§ **TASK OBJECTIVE**
Search the material below for the string "selected" and extract each line that has it.

§ **INPUT RECORDS**
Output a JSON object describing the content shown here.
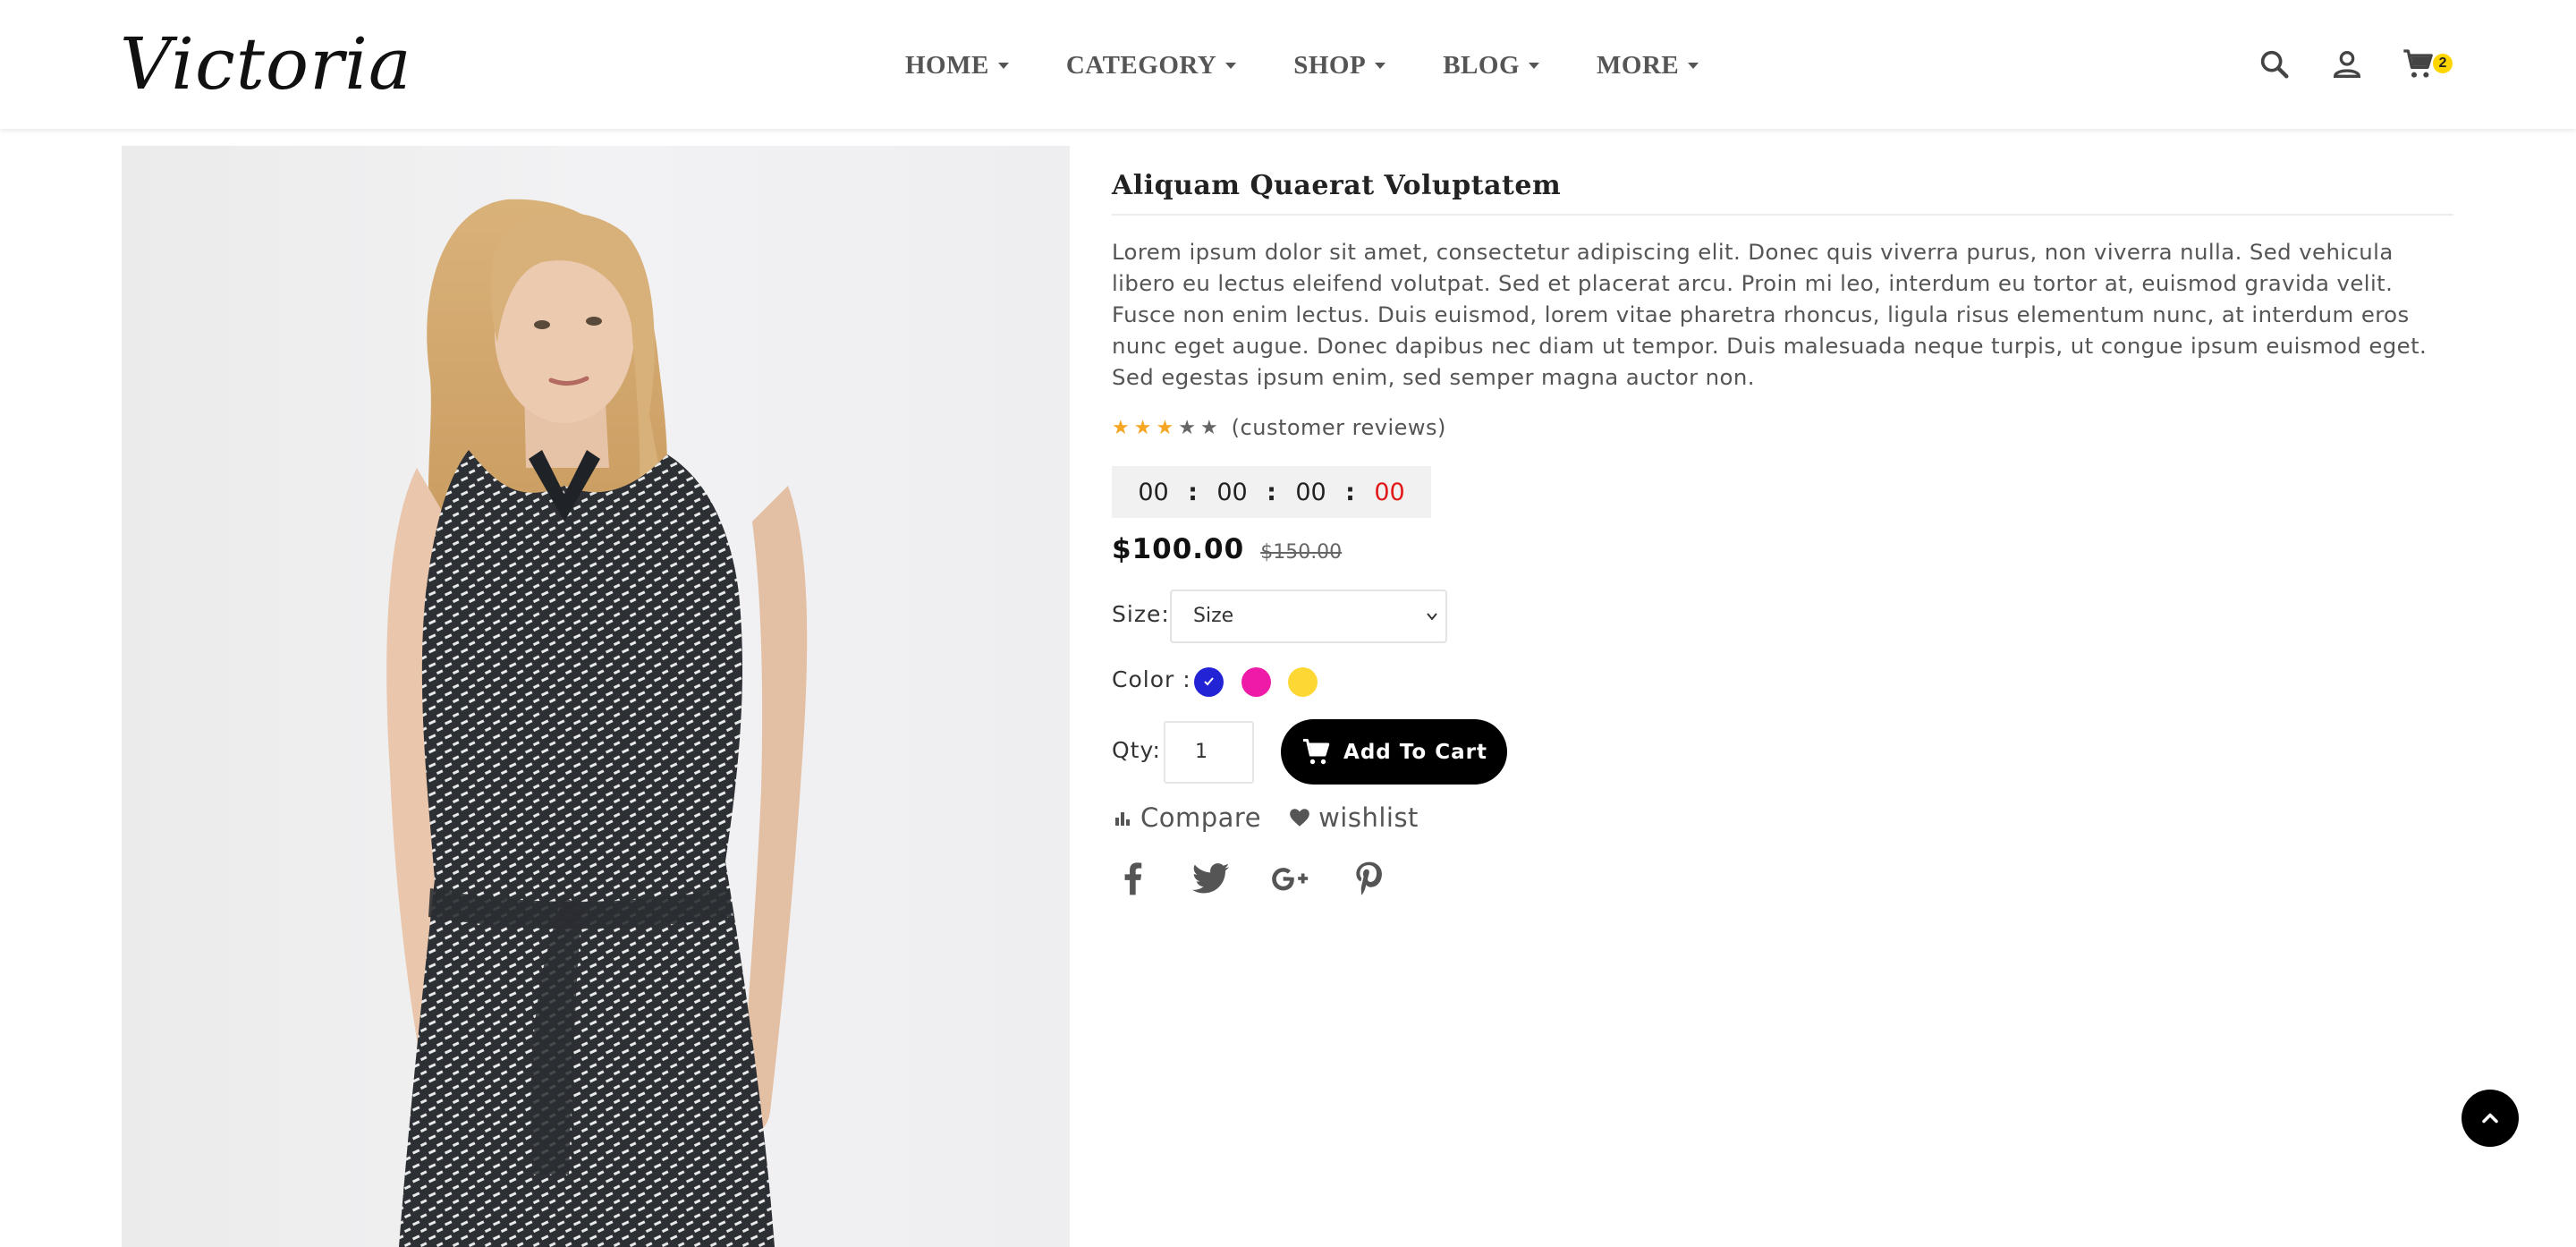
{
  "header": {
    "logo_text": "Victoria",
    "nav": [
      {
        "label": "HOME"
      },
      {
        "label": "CATEGORY"
      },
      {
        "label": "SHOP"
      },
      {
        "label": "BLOG"
      },
      {
        "label": "MORE"
      }
    ],
    "icons": [
      "search-icon",
      "user-icon",
      "cart-icon"
    ],
    "cart_count": "2"
  },
  "product": {
    "title": "Aliquam Quaerat Voluptatem",
    "description": "Lorem ipsum dolor sit amet, consectetur adipiscing elit. Donec quis viverra purus, non viverra nulla. Sed vehicula libero eu lectus eleifend volutpat. Sed et placerat arcu. Proin mi leo, interdum eu tortor at, euismod gravida velit. Fusce non enim lectus. Duis euismod, lorem vitae pharetra rhoncus, ligula risus elementum nunc, at interdum eros nunc eget augue. Donec dapibus nec diam ut tempor. Duis malesuada neque turpis, ut congue ipsum euismod eget. Sed egestas ipsum enim, sed semper magna auctor non.",
    "rating": {
      "stars_filled": 3,
      "stars_total": 5,
      "reviews_text": "(customer reviews)"
    },
    "countdown": {
      "days": "00",
      "hours": "00",
      "minutes": "00",
      "seconds": "00",
      "separator": ":"
    },
    "price": {
      "current": "$100.00",
      "old": "$150.00"
    },
    "size": {
      "label": "Size:",
      "selected": "Size"
    },
    "color": {
      "label": "Color :",
      "swatches": [
        {
          "name": "blue",
          "hex": "#2323d6",
          "selected": true
        },
        {
          "name": "pink",
          "hex": "#ee1aa8",
          "selected": false
        },
        {
          "name": "yellow",
          "hex": "#fdd835",
          "selected": false
        }
      ]
    },
    "qty": {
      "label": "Qty:",
      "value": "1"
    },
    "add_to_cart_label": "Add To Cart",
    "compare_label": "Compare",
    "wishlist_label": "wishlist",
    "social": [
      "facebook-icon",
      "twitter-icon",
      "google-plus-icon",
      "pinterest-icon"
    ]
  },
  "colors": {
    "accent_star": "#f5a623",
    "timer_red": "#e01818",
    "cart_badge": "#ffd500",
    "button_bg": "#000000"
  }
}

§ **WRITTEN ANSWER**
      "selected": "Size"
          "selected": true
          "selected": false
          "selected": false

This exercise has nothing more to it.